(What you should do)
Find the word "период" in the material below and gather every line that contains it.

## start Dataset rows

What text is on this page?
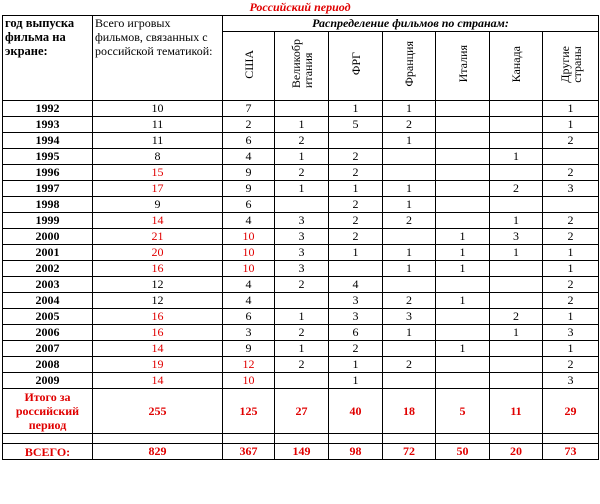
Российский период
год выпуска фильма на экране:	Всего игровых фильмов, связанных с российской тематикой:	Распределение фильмов по странам:						
		США	Великобр
итания	ФРГ	Франция	Италия	Канада	Другие
страны
1992	10	7		1	1			1
1993	11	2	1	5	2			1
1994	11	6	2		1			2
1995	8	4	1	2			1	
1996	15	9	2	2				2
1997	17	9	1	1	1		2	3
1998	9	6		2	1			
1999	14	4	3	2	2		1	2
2000	21	10	3	2		1	3	2
2001	20	10	3	1	1	1	1	1
2002	16	10	3		1	1		1
2003	12	4	2	4				2
2004	12	4		3	2	1		2
2005	16	6	1	3	3		2	1
2006	16	3	2	6	1		1	3
2007	14	9	1	2		1		1
2008	19	12	2	1	2			2
2009	14	10		1				3
Итого за российский период	255	125	27	40	18	5	11	29

ВСЕГО:	829	367	149	98	72	50	20	73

## end Dataset rows

(Solution)
Российский период
Итого за российский период	255	125	27	40	18	5	11	29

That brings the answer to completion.